─── RECORDS TO USE ───
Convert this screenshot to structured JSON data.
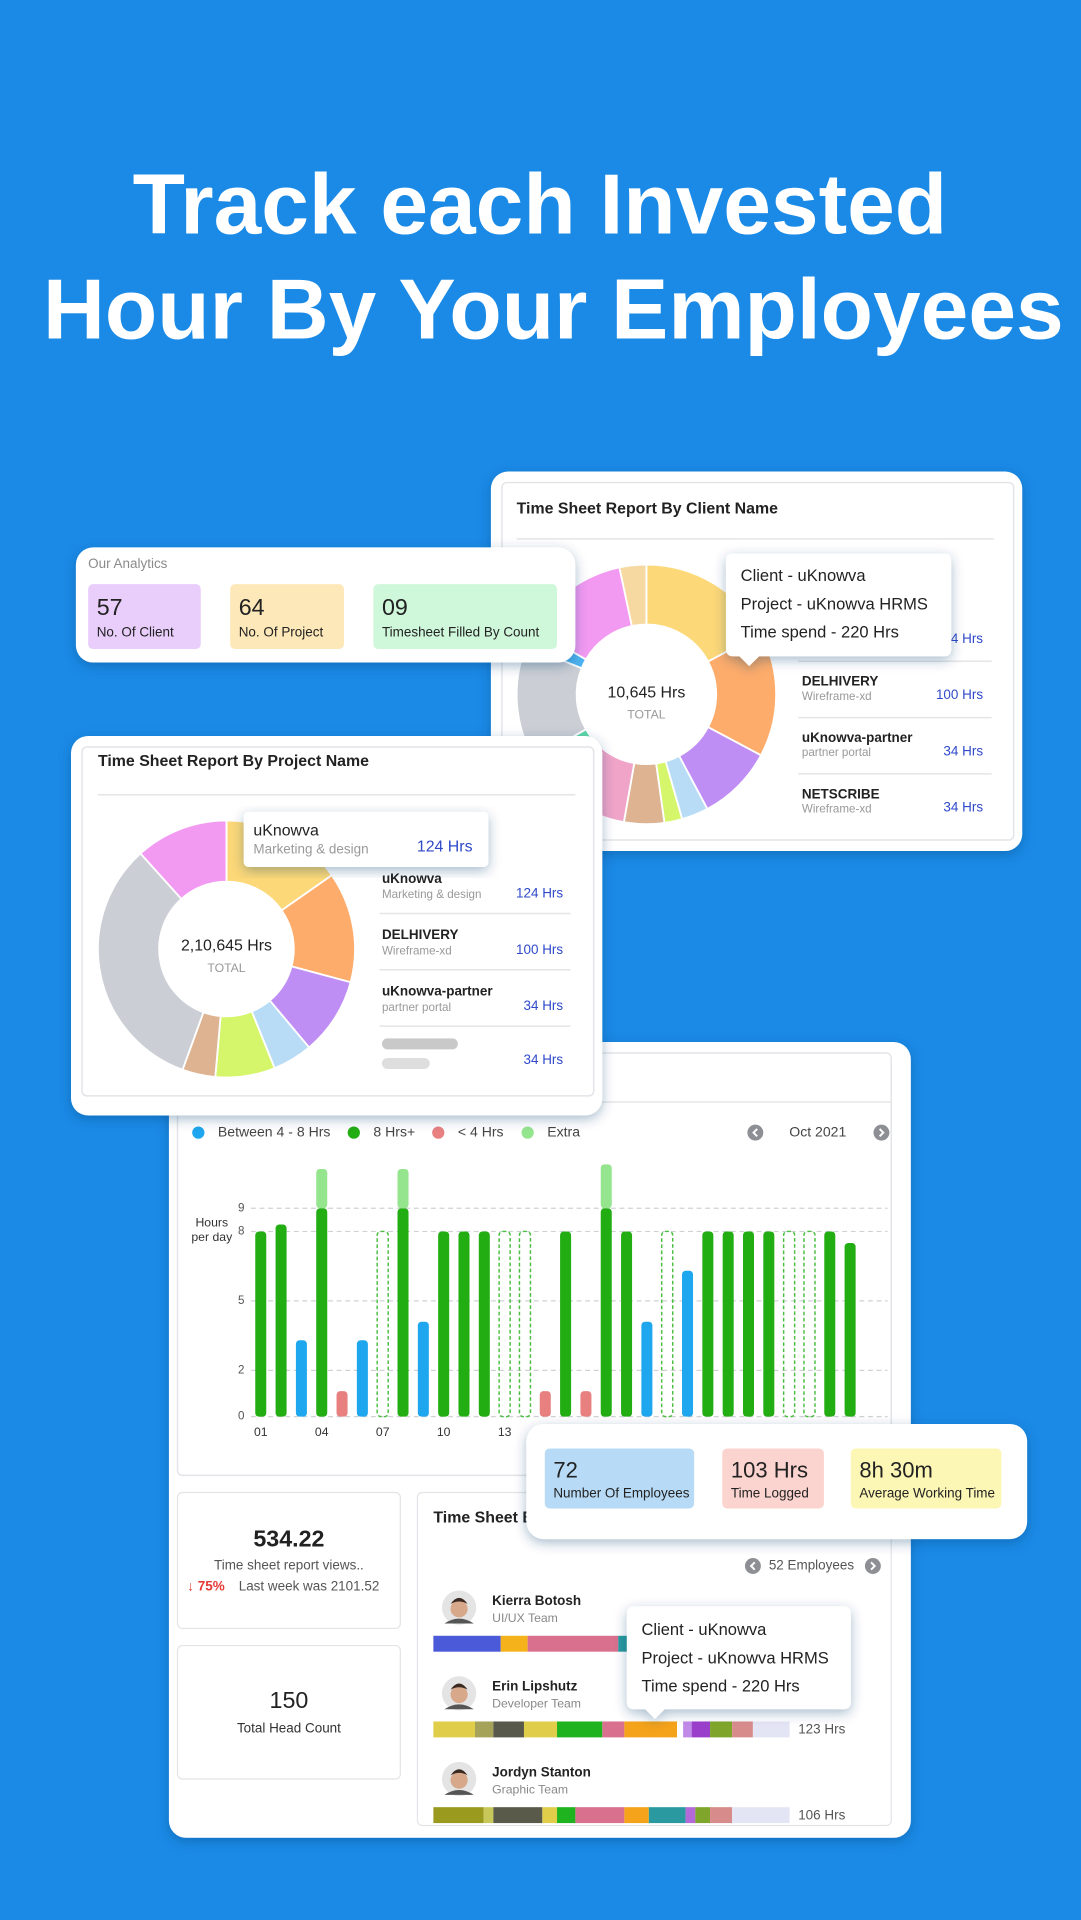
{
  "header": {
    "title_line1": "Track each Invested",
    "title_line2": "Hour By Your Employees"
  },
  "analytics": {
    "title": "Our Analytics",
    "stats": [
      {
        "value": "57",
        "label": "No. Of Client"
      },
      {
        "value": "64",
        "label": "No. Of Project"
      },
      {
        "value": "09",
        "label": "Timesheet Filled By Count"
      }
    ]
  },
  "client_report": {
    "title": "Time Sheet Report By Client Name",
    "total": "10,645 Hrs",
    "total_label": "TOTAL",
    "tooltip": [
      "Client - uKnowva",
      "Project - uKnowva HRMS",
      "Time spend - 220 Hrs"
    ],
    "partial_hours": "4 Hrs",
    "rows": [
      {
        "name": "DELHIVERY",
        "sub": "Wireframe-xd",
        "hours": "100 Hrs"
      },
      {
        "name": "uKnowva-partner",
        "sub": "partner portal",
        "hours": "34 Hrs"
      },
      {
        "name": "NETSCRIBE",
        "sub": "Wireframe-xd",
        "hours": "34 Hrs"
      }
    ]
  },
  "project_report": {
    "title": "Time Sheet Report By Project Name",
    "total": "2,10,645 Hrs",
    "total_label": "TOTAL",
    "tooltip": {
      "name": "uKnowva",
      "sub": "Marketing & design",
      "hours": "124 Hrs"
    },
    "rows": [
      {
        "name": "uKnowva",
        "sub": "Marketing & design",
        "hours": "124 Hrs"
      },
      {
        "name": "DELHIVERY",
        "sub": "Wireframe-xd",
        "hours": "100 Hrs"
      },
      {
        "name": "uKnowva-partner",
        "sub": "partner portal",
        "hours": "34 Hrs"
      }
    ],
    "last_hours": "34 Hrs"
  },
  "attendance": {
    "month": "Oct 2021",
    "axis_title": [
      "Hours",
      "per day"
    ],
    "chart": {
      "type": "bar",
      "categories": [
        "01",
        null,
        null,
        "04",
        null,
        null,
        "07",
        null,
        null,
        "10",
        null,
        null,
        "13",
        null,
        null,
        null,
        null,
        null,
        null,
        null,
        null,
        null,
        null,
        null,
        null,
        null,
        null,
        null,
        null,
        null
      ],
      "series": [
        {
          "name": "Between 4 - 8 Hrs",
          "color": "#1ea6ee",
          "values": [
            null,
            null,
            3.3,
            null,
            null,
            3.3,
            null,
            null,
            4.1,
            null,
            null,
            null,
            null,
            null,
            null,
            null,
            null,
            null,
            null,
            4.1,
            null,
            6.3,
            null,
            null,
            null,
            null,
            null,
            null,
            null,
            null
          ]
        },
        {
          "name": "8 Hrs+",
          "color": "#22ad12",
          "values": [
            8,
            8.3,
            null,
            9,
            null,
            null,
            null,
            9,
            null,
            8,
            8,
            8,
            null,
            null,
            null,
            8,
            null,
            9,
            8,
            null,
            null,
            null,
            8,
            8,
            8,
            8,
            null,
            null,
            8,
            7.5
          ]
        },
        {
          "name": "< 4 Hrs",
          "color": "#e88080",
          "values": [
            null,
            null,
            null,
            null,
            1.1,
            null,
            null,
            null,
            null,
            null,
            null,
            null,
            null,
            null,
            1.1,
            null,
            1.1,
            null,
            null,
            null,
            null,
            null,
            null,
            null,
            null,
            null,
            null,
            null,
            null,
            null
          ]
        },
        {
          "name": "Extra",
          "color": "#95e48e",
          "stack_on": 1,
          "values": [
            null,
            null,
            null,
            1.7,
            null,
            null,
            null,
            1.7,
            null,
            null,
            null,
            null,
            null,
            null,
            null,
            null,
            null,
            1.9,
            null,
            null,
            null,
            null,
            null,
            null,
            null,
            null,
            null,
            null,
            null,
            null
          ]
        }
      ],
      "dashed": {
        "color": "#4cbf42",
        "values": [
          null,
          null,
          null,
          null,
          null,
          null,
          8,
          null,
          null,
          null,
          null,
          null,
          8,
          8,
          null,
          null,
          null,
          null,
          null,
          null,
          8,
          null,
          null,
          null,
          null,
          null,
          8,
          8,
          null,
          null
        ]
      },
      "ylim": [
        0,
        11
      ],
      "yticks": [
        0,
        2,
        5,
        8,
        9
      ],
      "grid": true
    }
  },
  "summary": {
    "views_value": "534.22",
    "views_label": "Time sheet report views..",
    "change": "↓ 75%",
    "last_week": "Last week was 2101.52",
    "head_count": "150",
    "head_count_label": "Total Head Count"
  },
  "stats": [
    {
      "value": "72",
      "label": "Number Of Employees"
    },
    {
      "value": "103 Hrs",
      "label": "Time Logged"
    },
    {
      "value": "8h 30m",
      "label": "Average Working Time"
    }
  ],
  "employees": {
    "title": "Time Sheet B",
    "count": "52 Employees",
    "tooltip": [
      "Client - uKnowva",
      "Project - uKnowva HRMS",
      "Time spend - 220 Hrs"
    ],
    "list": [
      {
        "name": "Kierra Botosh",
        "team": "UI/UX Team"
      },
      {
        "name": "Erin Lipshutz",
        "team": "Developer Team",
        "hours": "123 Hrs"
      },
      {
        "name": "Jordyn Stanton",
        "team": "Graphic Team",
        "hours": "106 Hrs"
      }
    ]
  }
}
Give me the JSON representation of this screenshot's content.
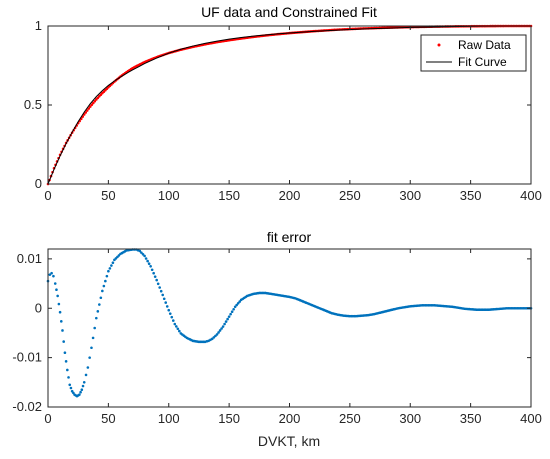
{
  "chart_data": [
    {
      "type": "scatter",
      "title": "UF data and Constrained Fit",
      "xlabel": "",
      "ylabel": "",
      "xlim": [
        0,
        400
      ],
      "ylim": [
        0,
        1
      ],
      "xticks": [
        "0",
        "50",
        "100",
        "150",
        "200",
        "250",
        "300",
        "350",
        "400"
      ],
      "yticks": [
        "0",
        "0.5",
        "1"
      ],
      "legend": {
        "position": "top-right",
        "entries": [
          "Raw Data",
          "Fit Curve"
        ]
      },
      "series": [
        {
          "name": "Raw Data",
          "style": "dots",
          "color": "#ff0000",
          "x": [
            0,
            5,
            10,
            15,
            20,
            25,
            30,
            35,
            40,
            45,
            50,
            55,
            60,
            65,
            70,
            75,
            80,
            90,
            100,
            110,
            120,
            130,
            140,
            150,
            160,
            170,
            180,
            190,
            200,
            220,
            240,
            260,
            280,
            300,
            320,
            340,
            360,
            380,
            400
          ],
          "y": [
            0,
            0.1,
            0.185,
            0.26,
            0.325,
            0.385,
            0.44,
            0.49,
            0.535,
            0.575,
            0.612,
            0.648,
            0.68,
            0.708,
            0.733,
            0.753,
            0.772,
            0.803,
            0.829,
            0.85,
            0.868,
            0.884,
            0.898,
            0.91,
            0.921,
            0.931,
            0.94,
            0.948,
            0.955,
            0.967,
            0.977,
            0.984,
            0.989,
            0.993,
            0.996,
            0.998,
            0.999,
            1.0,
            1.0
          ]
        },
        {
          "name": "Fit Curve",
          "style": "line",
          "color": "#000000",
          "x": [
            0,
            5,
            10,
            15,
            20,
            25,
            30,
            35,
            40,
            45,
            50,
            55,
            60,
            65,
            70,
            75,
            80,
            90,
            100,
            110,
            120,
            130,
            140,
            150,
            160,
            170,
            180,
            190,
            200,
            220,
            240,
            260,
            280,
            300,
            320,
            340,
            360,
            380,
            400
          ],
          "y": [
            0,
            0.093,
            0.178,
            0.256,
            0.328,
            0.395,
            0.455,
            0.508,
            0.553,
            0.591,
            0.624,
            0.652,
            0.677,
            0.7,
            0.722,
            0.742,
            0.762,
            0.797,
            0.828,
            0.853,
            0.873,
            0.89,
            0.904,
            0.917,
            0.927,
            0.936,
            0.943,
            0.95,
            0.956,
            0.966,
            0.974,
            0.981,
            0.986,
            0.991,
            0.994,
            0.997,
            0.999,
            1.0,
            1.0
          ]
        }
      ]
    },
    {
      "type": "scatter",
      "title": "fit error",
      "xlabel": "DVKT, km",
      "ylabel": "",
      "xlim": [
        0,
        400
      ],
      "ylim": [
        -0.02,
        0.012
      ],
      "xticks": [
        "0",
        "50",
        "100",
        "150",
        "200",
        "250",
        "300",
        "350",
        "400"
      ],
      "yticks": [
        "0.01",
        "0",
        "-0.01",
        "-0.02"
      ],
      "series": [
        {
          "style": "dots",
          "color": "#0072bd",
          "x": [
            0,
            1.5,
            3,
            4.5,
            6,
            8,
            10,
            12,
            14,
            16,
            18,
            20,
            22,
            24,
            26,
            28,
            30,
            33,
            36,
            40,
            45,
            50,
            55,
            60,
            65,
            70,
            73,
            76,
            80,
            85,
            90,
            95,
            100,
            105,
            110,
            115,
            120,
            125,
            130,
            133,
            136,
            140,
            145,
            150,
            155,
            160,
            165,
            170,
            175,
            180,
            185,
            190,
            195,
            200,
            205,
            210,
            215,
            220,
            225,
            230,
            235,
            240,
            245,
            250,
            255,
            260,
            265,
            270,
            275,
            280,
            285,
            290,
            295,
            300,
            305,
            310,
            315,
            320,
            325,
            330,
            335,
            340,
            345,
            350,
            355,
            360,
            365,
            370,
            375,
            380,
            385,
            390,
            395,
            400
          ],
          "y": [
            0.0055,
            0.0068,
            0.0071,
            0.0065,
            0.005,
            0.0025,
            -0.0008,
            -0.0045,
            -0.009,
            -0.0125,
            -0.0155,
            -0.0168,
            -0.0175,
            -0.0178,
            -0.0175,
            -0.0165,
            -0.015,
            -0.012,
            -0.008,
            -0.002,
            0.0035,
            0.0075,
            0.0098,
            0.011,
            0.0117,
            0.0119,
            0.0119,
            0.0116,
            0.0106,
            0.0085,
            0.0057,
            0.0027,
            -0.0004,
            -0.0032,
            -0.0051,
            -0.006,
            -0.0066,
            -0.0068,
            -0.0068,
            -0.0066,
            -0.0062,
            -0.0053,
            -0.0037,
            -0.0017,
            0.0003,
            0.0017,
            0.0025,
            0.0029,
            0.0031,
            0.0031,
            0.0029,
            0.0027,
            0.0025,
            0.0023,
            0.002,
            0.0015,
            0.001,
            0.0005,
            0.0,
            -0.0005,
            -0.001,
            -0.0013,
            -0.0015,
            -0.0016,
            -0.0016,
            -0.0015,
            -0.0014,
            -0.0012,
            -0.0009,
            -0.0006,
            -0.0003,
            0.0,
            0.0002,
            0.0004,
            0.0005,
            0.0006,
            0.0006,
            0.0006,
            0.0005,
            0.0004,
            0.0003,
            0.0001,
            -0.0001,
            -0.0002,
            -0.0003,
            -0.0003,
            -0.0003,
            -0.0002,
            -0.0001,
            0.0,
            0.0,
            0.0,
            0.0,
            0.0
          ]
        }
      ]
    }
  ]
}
───
**TASK INSTRUCTIONS**
Check each line above for the string "color" and report how many lines have it, giving only the number.

**SOLUTION FOR THIS PROBLEM**
8